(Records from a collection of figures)
— Start —

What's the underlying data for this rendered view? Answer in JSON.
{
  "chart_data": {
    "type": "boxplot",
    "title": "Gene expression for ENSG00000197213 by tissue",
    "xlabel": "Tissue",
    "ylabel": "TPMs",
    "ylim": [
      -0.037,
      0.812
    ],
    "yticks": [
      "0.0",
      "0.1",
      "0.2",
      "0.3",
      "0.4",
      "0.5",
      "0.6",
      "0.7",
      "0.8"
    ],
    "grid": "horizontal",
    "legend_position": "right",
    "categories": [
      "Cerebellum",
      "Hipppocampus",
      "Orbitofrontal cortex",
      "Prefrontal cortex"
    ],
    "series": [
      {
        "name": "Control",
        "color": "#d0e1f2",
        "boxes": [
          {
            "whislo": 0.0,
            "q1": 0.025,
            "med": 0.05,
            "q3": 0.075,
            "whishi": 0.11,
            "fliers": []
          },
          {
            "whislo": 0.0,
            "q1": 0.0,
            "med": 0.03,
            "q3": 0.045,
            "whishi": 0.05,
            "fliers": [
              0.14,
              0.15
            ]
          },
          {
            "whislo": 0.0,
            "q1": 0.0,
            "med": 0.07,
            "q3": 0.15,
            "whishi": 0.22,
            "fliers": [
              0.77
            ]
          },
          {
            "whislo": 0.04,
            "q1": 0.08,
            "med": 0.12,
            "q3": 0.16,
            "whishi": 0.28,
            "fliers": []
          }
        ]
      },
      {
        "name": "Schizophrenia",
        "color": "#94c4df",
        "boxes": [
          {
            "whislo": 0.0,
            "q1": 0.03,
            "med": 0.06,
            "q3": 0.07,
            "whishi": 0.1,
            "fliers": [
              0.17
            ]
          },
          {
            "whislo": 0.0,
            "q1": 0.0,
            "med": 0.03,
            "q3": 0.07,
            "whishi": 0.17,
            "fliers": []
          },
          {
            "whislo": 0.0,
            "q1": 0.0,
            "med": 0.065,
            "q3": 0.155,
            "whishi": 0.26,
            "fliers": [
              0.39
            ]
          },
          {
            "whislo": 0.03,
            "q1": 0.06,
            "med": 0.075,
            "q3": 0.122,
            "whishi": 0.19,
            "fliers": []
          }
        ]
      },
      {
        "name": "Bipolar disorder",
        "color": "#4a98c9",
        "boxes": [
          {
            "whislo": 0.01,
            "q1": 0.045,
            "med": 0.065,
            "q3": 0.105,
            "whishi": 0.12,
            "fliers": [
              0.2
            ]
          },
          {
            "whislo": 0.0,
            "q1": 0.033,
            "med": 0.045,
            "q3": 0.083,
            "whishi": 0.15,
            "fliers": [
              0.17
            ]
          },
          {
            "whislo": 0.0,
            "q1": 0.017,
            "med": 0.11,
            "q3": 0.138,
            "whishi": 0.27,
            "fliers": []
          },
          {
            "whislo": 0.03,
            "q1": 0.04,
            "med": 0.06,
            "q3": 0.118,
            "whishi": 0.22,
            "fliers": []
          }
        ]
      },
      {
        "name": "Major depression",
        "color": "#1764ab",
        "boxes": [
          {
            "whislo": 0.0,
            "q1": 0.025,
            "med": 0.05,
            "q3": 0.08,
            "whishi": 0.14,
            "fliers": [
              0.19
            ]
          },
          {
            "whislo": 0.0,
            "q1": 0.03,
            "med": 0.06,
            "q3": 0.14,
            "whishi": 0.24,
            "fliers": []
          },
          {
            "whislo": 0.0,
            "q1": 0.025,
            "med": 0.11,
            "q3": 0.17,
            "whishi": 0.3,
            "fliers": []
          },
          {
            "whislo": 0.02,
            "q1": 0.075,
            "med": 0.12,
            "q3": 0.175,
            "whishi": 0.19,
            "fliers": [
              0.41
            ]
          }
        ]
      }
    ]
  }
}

— End —

» **Request**
Write the complete data out, exactly as above.

» **Result of this exercise**
What's the underlying data for this rendered view? Answer in JSON.
{
  "chart_data": {
    "type": "boxplot",
    "title": "Gene expression for ENSG00000197213 by tissue",
    "xlabel": "Tissue",
    "ylabel": "TPMs",
    "ylim": [
      -0.037,
      0.812
    ],
    "yticks": [
      "0.0",
      "0.1",
      "0.2",
      "0.3",
      "0.4",
      "0.5",
      "0.6",
      "0.7",
      "0.8"
    ],
    "grid": "horizontal",
    "legend_position": "right",
    "categories": [
      "Cerebellum",
      "Hipppocampus",
      "Orbitofrontal cortex",
      "Prefrontal cortex"
    ],
    "series": [
      {
        "name": "Control",
        "color": "#d0e1f2",
        "boxes": [
          {
            "whislo": 0.0,
            "q1": 0.025,
            "med": 0.05,
            "q3": 0.075,
            "whishi": 0.11,
            "fliers": []
          },
          {
            "whislo": 0.0,
            "q1": 0.0,
            "med": 0.03,
            "q3": 0.045,
            "whishi": 0.05,
            "fliers": [
              0.14,
              0.15
            ]
          },
          {
            "whislo": 0.0,
            "q1": 0.0,
            "med": 0.07,
            "q3": 0.15,
            "whishi": 0.22,
            "fliers": [
              0.77
            ]
          },
          {
            "whislo": 0.04,
            "q1": 0.08,
            "med": 0.12,
            "q3": 0.16,
            "whishi": 0.28,
            "fliers": []
          }
        ]
      },
      {
        "name": "Schizophrenia",
        "color": "#94c4df",
        "boxes": [
          {
            "whislo": 0.0,
            "q1": 0.03,
            "med": 0.06,
            "q3": 0.07,
            "whishi": 0.1,
            "fliers": [
              0.17
            ]
          },
          {
            "whislo": 0.0,
            "q1": 0.0,
            "med": 0.03,
            "q3": 0.07,
            "whishi": 0.17,
            "fliers": []
          },
          {
            "whislo": 0.0,
            "q1": 0.0,
            "med": 0.065,
            "q3": 0.155,
            "whishi": 0.26,
            "fliers": [
              0.39
            ]
          },
          {
            "whislo": 0.03,
            "q1": 0.06,
            "med": 0.075,
            "q3": 0.122,
            "whishi": 0.19,
            "fliers": []
          }
        ]
      },
      {
        "name": "Bipolar disorder",
        "color": "#4a98c9",
        "boxes": [
          {
            "whislo": 0.01,
            "q1": 0.045,
            "med": 0.065,
            "q3": 0.105,
            "whishi": 0.12,
            "fliers": [
              0.2
            ]
          },
          {
            "whislo": 0.0,
            "q1": 0.033,
            "med": 0.045,
            "q3": 0.083,
            "whishi": 0.15,
            "fliers": [
              0.17
            ]
          },
          {
            "whislo": 0.0,
            "q1": 0.017,
            "med": 0.11,
            "q3": 0.138,
            "whishi": 0.27,
            "fliers": []
          },
          {
            "whislo": 0.03,
            "q1": 0.04,
            "med": 0.06,
            "q3": 0.118,
            "whishi": 0.22,
            "fliers": []
          }
        ]
      },
      {
        "name": "Major depression",
        "color": "#1764ab",
        "boxes": [
          {
            "whislo": 0.0,
            "q1": 0.025,
            "med": 0.05,
            "q3": 0.08,
            "whishi": 0.14,
            "fliers": [
              0.19
            ]
          },
          {
            "whislo": 0.0,
            "q1": 0.03,
            "med": 0.06,
            "q3": 0.14,
            "whishi": 0.24,
            "fliers": []
          },
          {
            "whislo": 0.0,
            "q1": 0.025,
            "med": 0.11,
            "q3": 0.17,
            "whishi": 0.3,
            "fliers": []
          },
          {
            "whislo": 0.02,
            "q1": 0.075,
            "med": 0.12,
            "q3": 0.175,
            "whishi": 0.19,
            "fliers": [
              0.41
            ]
          }
        ]
      }
    ]
  }
}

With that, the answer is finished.